WHAT TO WORK ON: Return every record below exactly as written, but leave out the pictures.

PROVIDED DATA:
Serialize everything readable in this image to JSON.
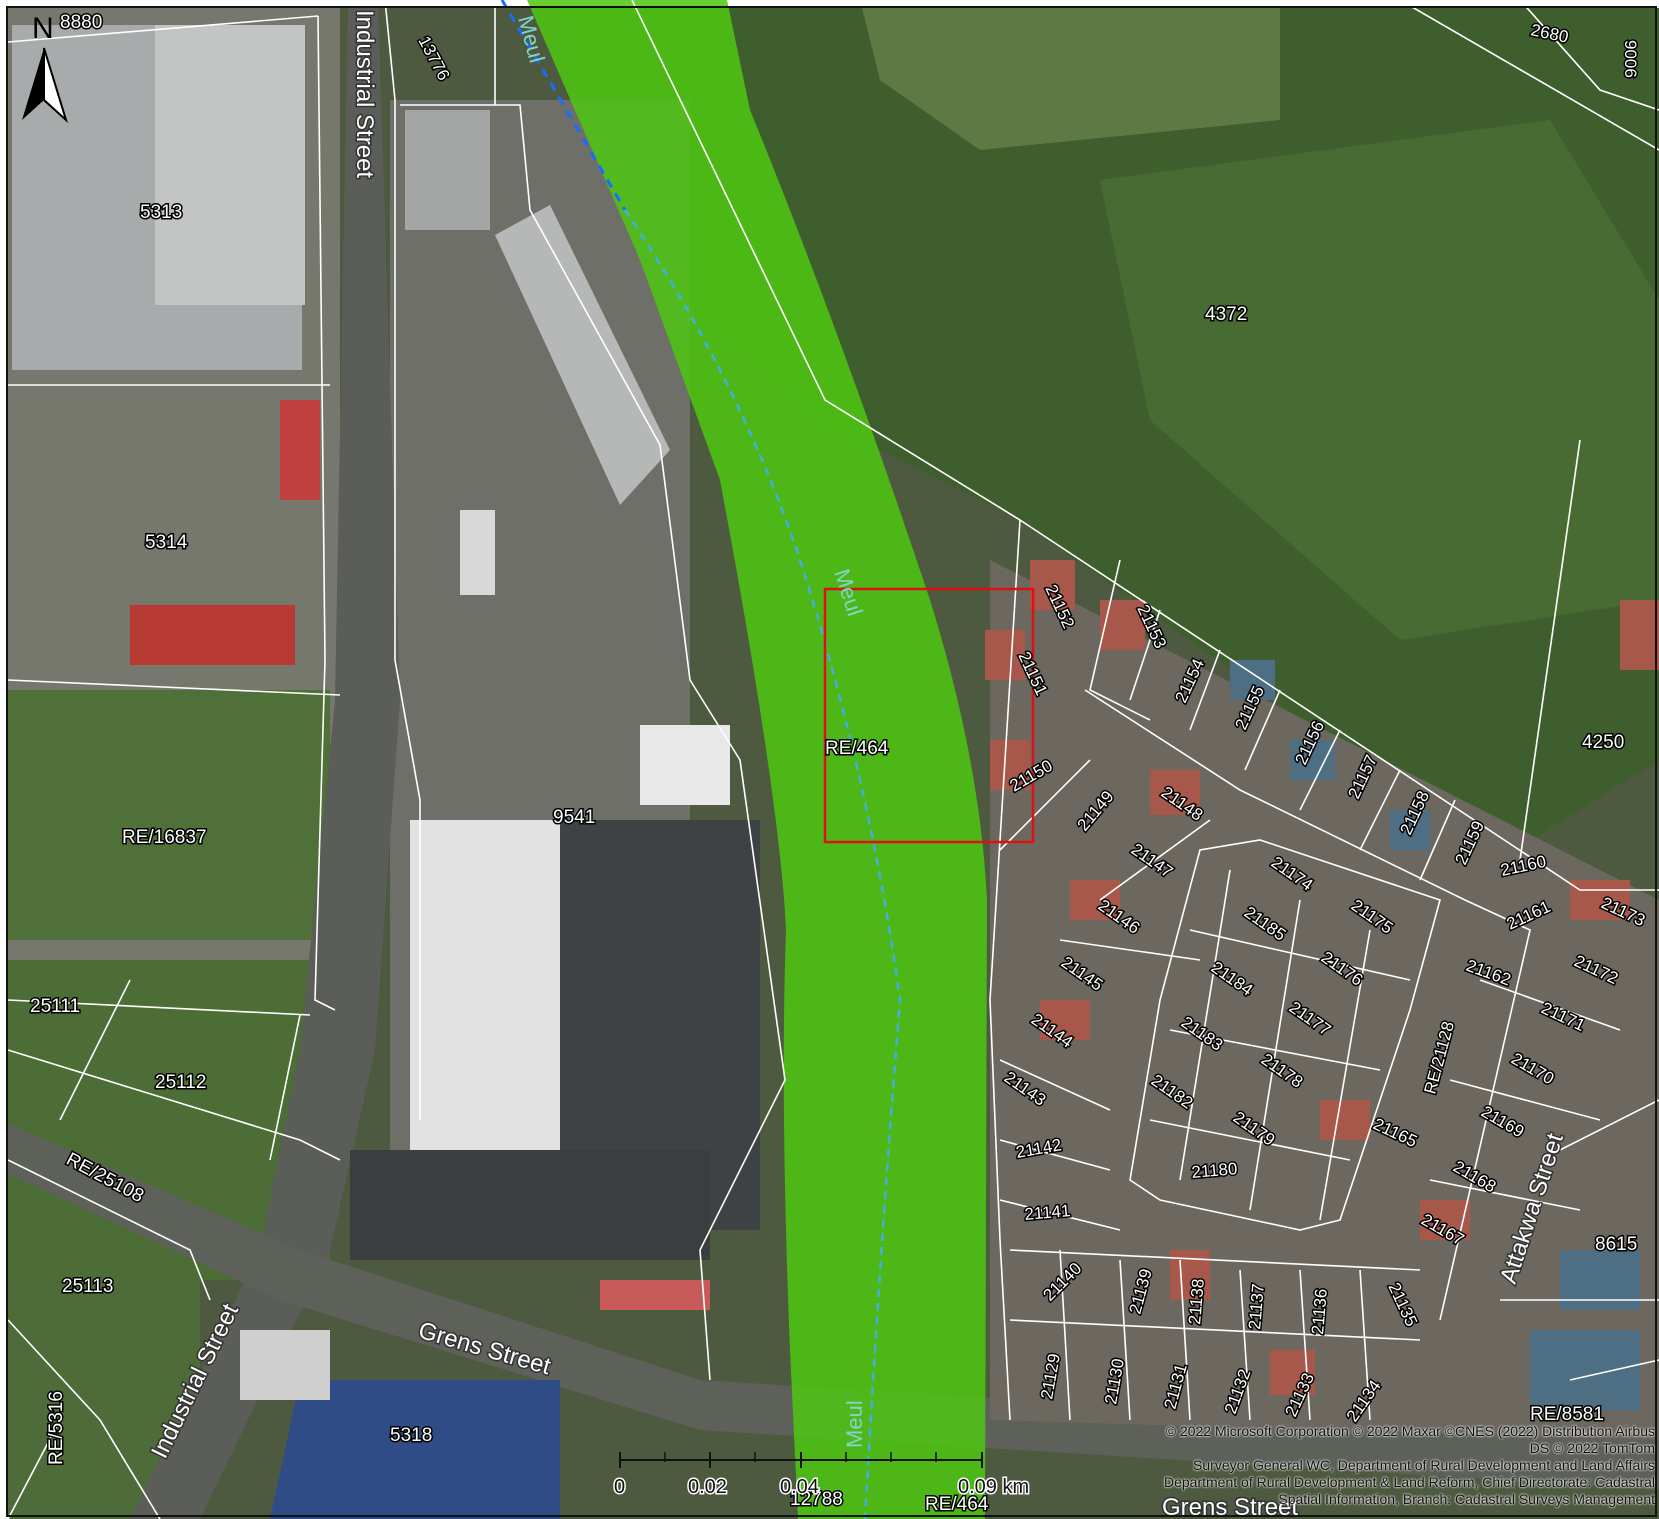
{
  "map": {
    "north_label": "N",
    "colors": {
      "corridor": "#4ec812",
      "boundary": "#ffffff",
      "site_box": "#e01010",
      "river_line": "#3fb0e0",
      "background": "#4a5a3a"
    },
    "parcels": [
      "8880",
      "13776",
      "2680",
      "9006",
      "5313",
      "4372",
      "5314",
      "RE/464",
      "4250",
      "RE/16837",
      "9541",
      "25111",
      "25112",
      "RE/25108",
      "25113",
      "RE/5316",
      "5318",
      "12788",
      "RE/464",
      "RE/8581",
      "8615",
      "RE/21128",
      "21152",
      "21153",
      "21154",
      "21151",
      "21155",
      "21156",
      "21157",
      "21158",
      "21159",
      "21160",
      "21161",
      "21173",
      "21150",
      "21149",
      "21148",
      "21147",
      "21174",
      "21175",
      "21146",
      "21185",
      "21176",
      "21162",
      "21172",
      "21145",
      "21184",
      "21177",
      "21171",
      "21144",
      "21183",
      "21178",
      "21170",
      "21143",
      "21182",
      "21179",
      "21169",
      "21165",
      "21142",
      "21180",
      "21168",
      "21141",
      "21167",
      "21140",
      "21139",
      "21138",
      "21137",
      "21136",
      "21135",
      "21129",
      "21130",
      "21131",
      "21132",
      "21133",
      "21134"
    ],
    "streets": [
      "Industrial Street",
      "Industrial Street",
      "Grens Street",
      "Attakwa Street",
      "Grens Street"
    ],
    "river_labels": [
      "Meul",
      "Meul",
      "Meul"
    ],
    "scale_bar": {
      "ticks": [
        "0",
        "0.02",
        "0.04",
        "0.09 km"
      ]
    },
    "attribution": [
      "© 2022 Microsoft Corporation © 2022 Maxar ©CNES (2022) Distribution Airbus",
      "DS © 2022 TomTom",
      "Surveyor General WC, Department of Rural Development and Land Affairs",
      "Department of Rural Development & Land Reform, Chief Directorate: Cadastral",
      "Spatial Information, Branch: Cadastral Surveys Management"
    ]
  }
}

CORRECT OUTPUT:
Serialize everything readable in this image to JSON.
{
  "map": {
    "north_label": "N",
    "colors": {
      "corridor": "#4ec812",
      "boundary": "#ffffff",
      "site_box": "#e01010",
      "river_line": "#3fb0e0",
      "background": "#4a5a3a"
    },
    "parcels": [
      "8880",
      "13776",
      "2680",
      "9006",
      "5313",
      "4372",
      "5314",
      "RE/464",
      "4250",
      "RE/16837",
      "9541",
      "25111",
      "25112",
      "RE/25108",
      "25113",
      "RE/5316",
      "5318",
      "12788",
      "RE/464",
      "RE/8581",
      "8615",
      "RE/21128",
      "21152",
      "21153",
      "21154",
      "21151",
      "21155",
      "21156",
      "21157",
      "21158",
      "21159",
      "21160",
      "21161",
      "21173",
      "21150",
      "21149",
      "21148",
      "21147",
      "21174",
      "21175",
      "21146",
      "21185",
      "21176",
      "21162",
      "21172",
      "21145",
      "21184",
      "21177",
      "21171",
      "21144",
      "21183",
      "21178",
      "21170",
      "21143",
      "21182",
      "21179",
      "21169",
      "21165",
      "21142",
      "21180",
      "21168",
      "21141",
      "21167",
      "21140",
      "21139",
      "21138",
      "21137",
      "21136",
      "21135",
      "21129",
      "21130",
      "21131",
      "21132",
      "21133",
      "21134"
    ],
    "streets": [
      "Industrial Street",
      "Industrial Street",
      "Grens Street",
      "Attakwa Street",
      "Grens Street"
    ],
    "river_labels": [
      "Meul",
      "Meul",
      "Meul"
    ],
    "scale_bar": {
      "ticks": [
        "0",
        "0.02",
        "0.04",
        "0.09 km"
      ]
    },
    "attribution": [
      "© 2022 Microsoft Corporation © 2022 Maxar ©CNES (2022) Distribution Airbus",
      "DS © 2022 TomTom",
      "Surveyor General WC, Department of Rural Development and Land Affairs",
      "Department of Rural Development & Land Reform, Chief Directorate: Cadastral",
      "Spatial Information, Branch: Cadastral Surveys Management"
    ]
  }
}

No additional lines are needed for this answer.